%%

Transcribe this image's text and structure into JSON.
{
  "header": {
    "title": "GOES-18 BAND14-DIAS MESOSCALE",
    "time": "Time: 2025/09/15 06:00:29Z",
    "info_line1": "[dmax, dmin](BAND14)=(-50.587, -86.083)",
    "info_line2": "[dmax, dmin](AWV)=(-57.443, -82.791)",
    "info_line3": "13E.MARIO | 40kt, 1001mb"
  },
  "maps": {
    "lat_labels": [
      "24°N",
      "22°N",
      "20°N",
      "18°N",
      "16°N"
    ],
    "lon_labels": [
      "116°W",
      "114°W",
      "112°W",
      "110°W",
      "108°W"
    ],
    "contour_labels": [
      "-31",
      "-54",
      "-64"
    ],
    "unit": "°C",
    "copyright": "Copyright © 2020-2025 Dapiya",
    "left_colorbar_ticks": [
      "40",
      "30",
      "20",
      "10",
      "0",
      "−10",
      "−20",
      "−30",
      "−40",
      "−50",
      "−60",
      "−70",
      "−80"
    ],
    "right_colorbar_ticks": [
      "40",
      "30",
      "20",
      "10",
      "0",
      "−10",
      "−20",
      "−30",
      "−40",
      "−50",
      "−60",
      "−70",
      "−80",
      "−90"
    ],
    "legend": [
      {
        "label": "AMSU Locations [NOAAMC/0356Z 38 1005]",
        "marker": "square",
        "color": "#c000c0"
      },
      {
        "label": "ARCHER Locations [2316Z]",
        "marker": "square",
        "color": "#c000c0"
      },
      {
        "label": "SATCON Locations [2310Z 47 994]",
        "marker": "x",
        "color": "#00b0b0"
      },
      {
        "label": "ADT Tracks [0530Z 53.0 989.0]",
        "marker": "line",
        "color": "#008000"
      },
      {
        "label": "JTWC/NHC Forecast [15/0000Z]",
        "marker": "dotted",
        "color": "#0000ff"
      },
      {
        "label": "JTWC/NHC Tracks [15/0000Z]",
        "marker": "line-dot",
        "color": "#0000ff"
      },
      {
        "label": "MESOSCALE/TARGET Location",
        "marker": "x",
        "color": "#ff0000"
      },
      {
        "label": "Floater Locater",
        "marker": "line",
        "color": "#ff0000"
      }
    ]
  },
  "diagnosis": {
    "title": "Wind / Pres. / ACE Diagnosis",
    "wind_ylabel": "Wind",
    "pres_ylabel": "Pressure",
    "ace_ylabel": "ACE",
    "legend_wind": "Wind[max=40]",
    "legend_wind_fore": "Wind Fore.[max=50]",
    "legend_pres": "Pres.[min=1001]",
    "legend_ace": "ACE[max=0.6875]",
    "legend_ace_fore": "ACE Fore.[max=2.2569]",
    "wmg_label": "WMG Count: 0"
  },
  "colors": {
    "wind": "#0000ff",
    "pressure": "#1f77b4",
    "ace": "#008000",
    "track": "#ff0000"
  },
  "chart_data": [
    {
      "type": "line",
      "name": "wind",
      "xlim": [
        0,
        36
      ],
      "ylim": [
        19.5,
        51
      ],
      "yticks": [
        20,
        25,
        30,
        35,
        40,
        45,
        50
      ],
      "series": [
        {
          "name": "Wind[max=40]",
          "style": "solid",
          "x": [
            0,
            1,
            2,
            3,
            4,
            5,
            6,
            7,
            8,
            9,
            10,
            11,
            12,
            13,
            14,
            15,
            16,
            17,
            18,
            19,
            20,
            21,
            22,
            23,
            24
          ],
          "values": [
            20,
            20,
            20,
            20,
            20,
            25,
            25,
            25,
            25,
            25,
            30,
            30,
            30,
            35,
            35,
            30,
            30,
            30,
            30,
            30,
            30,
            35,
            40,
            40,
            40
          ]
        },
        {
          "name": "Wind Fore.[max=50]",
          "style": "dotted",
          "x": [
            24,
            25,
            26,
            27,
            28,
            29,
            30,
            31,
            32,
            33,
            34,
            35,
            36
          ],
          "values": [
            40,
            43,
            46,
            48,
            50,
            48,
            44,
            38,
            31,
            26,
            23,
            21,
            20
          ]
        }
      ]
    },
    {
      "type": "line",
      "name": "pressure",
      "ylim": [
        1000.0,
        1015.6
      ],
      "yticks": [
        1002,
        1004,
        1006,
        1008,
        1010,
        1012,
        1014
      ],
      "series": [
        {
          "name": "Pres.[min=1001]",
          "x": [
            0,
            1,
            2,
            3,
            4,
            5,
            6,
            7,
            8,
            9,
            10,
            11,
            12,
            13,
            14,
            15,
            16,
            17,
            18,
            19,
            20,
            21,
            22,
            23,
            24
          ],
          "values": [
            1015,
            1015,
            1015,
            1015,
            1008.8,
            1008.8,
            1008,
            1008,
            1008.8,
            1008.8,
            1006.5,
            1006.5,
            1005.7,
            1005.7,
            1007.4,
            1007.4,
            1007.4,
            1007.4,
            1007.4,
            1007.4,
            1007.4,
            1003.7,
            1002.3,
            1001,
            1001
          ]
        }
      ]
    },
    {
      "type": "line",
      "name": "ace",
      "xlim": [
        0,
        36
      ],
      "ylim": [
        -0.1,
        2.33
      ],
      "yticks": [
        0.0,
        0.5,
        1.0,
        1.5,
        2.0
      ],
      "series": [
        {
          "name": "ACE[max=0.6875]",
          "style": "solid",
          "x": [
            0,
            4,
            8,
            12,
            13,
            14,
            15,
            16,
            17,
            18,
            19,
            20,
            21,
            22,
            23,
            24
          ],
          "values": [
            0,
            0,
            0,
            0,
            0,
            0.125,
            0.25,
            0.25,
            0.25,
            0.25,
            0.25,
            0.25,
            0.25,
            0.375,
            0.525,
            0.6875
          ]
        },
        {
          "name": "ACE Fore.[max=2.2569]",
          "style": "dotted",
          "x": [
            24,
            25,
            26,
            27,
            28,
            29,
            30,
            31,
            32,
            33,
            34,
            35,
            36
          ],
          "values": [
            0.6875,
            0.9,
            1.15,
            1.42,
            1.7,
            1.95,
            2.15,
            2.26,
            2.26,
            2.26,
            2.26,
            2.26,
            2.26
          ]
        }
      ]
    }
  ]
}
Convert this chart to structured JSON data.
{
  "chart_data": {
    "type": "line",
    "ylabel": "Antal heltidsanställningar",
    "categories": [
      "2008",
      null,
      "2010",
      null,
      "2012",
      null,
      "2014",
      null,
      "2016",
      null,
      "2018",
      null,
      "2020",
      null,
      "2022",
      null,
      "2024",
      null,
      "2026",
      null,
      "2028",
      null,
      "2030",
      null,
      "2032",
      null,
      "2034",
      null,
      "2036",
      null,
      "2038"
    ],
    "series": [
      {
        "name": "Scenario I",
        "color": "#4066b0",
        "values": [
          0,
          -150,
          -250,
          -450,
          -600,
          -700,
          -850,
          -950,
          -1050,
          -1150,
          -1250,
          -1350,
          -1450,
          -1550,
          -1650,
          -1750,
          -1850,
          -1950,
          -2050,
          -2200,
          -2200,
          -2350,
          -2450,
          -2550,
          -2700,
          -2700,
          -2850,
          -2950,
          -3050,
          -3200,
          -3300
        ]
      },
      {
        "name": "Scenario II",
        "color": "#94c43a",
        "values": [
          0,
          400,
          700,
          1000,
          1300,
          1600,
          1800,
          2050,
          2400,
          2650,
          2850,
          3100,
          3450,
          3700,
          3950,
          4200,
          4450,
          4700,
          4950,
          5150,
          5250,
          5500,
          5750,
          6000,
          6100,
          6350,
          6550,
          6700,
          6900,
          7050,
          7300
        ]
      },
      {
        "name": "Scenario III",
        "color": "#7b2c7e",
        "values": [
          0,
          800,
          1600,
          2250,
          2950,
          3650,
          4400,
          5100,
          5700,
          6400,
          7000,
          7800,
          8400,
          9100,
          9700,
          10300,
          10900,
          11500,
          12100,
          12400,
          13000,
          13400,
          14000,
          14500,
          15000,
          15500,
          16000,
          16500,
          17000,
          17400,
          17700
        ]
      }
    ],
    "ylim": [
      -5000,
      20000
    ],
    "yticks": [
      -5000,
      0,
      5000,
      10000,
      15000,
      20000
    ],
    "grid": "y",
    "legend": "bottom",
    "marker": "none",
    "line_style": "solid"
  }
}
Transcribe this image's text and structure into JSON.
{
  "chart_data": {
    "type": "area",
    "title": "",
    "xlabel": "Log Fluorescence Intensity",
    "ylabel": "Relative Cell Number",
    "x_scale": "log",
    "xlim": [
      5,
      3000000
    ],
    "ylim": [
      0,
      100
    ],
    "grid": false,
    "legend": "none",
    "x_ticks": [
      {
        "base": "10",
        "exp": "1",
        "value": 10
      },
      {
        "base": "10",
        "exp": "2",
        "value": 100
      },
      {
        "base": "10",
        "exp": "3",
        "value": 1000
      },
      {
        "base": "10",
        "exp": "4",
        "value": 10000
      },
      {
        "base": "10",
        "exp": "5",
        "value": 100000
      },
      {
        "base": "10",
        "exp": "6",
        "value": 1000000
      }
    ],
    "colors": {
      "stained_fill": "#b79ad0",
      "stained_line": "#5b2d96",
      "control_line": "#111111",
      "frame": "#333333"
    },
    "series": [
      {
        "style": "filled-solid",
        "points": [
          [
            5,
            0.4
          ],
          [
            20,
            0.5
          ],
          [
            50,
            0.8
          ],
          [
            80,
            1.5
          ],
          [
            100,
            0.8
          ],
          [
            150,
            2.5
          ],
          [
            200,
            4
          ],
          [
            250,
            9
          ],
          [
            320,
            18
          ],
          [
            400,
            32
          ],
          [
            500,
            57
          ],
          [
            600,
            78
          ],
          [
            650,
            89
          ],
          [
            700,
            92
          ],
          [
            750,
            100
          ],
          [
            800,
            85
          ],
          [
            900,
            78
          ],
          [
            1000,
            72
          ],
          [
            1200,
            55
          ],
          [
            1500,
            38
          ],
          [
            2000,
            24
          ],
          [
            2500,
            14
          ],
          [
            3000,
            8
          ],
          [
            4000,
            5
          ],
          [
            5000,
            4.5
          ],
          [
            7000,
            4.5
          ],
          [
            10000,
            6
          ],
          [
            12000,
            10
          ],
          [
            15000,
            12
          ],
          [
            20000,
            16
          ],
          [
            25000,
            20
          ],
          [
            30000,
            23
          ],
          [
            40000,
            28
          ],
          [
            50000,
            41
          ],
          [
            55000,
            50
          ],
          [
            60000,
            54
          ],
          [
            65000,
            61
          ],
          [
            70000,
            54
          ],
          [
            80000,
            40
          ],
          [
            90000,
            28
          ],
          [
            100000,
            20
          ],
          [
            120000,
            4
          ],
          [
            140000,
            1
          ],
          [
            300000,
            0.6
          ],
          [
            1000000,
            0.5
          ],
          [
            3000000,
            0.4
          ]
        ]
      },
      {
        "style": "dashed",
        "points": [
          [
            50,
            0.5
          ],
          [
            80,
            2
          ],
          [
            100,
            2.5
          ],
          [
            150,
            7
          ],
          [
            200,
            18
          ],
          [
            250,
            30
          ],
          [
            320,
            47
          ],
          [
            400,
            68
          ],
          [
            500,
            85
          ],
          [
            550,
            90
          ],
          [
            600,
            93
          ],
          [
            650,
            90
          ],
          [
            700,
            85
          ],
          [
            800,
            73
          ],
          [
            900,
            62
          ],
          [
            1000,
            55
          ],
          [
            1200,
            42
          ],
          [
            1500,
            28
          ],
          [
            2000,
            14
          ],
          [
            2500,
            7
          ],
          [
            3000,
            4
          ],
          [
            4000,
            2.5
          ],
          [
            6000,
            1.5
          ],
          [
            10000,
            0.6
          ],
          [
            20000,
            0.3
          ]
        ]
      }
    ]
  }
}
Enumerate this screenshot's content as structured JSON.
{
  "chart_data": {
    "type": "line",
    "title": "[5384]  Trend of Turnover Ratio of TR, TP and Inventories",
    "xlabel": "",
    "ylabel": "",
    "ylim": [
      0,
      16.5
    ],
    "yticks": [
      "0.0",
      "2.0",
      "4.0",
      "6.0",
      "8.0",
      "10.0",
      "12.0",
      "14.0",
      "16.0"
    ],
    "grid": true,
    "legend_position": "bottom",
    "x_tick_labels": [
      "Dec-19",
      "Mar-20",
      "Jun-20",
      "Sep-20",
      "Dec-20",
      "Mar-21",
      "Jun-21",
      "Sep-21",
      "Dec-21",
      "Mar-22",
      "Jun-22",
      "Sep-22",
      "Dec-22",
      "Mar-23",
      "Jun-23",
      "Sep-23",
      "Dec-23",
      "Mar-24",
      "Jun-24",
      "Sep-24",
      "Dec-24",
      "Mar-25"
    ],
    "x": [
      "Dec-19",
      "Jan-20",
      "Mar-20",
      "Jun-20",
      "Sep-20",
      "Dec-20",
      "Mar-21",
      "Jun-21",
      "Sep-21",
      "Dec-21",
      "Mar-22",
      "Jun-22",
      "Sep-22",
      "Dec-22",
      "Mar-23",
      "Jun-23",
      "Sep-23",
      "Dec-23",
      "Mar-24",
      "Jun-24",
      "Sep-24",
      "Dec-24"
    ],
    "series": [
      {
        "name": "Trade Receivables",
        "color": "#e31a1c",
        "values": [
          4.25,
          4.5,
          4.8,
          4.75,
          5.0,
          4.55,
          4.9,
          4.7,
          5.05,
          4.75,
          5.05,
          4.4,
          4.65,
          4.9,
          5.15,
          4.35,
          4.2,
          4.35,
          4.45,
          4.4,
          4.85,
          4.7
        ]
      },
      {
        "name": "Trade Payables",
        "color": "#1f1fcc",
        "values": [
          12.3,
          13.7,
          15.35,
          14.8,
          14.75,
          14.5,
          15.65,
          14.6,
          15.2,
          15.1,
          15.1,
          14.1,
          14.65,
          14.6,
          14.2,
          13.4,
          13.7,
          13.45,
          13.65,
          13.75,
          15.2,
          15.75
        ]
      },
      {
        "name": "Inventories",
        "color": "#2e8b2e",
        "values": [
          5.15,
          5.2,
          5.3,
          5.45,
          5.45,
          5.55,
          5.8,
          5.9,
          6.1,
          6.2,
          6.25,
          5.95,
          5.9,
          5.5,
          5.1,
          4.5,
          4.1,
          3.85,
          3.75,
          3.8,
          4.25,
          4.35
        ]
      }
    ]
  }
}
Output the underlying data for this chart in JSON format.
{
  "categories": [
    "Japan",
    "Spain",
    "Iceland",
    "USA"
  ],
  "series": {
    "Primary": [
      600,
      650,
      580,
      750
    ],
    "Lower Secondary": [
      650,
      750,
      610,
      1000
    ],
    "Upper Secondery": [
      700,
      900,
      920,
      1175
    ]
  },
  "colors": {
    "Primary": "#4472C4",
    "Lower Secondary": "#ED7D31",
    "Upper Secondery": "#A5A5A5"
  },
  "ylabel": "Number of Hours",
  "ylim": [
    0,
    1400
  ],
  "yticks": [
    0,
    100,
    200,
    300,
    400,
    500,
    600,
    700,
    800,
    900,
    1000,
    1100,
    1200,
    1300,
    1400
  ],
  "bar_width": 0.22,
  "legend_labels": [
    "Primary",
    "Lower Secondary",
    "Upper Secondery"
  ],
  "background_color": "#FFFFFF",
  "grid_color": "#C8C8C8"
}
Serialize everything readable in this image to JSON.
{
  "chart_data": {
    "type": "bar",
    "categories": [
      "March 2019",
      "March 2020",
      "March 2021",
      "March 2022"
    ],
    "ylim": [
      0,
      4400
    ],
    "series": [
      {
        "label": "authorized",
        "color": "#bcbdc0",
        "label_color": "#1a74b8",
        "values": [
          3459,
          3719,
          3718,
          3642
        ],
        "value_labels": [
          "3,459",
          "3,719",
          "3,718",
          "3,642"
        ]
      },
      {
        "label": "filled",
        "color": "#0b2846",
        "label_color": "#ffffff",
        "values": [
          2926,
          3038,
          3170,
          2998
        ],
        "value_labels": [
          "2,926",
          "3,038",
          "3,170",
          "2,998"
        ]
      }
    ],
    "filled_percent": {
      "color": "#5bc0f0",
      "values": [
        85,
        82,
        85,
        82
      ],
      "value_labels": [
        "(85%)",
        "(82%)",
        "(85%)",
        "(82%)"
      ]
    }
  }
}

%%

- Exercise prompt
Which lines contain the word "JSON"? Copy each of them.

- Response below
Transcribe this image's text and structure into JSON.
Convert this chart to structured JSON data.
Transcribe this image's text and structure into JSON.
Enumerate this screenshot's content as structured JSON.
Output the underlying data for this chart in JSON format.
Serialize everything readable in this image to JSON.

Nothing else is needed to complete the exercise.